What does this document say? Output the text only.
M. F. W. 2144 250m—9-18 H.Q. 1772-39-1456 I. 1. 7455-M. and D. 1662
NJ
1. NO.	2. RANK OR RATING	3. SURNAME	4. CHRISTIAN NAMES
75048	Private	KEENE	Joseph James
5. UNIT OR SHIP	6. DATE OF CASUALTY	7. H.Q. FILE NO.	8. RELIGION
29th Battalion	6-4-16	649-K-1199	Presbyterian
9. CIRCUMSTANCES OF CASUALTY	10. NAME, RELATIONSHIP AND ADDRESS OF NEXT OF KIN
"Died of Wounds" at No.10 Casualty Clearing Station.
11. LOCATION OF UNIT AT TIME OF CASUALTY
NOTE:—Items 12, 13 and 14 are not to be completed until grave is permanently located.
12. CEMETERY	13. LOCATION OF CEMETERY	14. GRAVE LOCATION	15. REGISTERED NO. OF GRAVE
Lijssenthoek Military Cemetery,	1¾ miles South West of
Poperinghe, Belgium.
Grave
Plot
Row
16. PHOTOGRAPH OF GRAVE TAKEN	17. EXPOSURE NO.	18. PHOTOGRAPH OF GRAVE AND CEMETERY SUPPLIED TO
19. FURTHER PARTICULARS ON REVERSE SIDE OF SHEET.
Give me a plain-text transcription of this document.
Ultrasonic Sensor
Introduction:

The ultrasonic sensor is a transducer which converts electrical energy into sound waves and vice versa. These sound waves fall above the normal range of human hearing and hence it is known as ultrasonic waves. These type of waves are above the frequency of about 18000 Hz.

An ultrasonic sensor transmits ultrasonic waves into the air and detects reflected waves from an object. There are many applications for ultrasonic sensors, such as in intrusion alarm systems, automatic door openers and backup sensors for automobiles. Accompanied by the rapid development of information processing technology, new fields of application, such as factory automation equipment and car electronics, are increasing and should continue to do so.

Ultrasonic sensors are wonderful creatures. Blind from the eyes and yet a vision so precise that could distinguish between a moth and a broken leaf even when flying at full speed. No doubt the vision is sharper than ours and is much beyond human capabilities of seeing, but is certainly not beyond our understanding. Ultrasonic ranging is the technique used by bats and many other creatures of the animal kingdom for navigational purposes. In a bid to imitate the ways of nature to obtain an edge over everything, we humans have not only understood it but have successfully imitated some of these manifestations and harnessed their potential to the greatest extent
* * * *
• Written exercise: Using the data above, reproduce every line exactly.

• Correct answer:
What does this document say? Output the text only.
M. F. W. 2144 250m—9-18 H.Q. 1772-39-1456 I. 1. 7455-M. and D. 1662
NJ
1. NO.	2. RANK OR RATING	3. SURNAME	4. CHRISTIAN NAMES
75048	Private	KEENE	Joseph James
5. UNIT OR SHIP	6. DATE OF CASUALTY	7. H.Q. FILE NO.	8. RELIGION
29th Battalion	6-4-16	649-K-1199	Presbyterian
9. CIRCUMSTANCES OF CASUALTY	10. NAME, RELATIONSHIP AND ADDRESS OF NEXT OF KIN
"Died of Wounds" at No.10 Casualty Clearing Station.
11. LOCATION OF UNIT AT TIME OF CASUALTY
NOTE:—Items 12, 13 and 14 are not to be completed until grave is permanently located.
12. CEMETERY	13. LOCATION OF CEMETERY	14. GRAVE LOCATION	15. REGISTERED NO. OF GRAVE
Lijssenthoek Military Cemetery,	1¾ miles South West of
Poperinghe, Belgium.
Grave
Plot
Row
16. PHOTOGRAPH OF GRAVE TAKEN	17. EXPOSURE NO.	18. PHOTOGRAPH OF GRAVE AND CEMETERY SUPPLIED TO
19. FURTHER PARTICULARS ON REVERSE SIDE OF SHEET.
Give me a plain-text transcription of this document.
Ultrasonic Sensor
Introduction:

The ultrasonic sensor is a transducer which converts electrical energy into sound waves and vice versa. These sound waves fall above the normal range of human hearing and hence it is known as ultrasonic waves. These type of waves are above the frequency of about 18000 Hz.

An ultrasonic sensor transmits ultrasonic waves into the air and detects reflected waves from an object. There are many applications for ultrasonic sensors, such as in intrusion alarm systems, automatic door openers and backup sensors for automobiles. Accompanied by the rapid development of information processing technology, new fields of application, such as factory automation equipment and car electronics, are increasing and should continue to do so.

Ultrasonic sensors are wonderful creatures. Blind from the eyes and yet a vision so precise that could distinguish between a moth and a broken leaf even when flying at full speed. No doubt the vision is sharper than ours and is much beyond human capabilities of seeing, but is certainly not beyond our understanding. Ultrasonic ranging is the technique used by bats and many other creatures of the animal kingdom for navigational purposes. In a bid to imitate the ways of nature to obtain an edge over everything, we humans have not only understood it but have successfully imitated some of these manifestations and harnessed their potential to the greatest extent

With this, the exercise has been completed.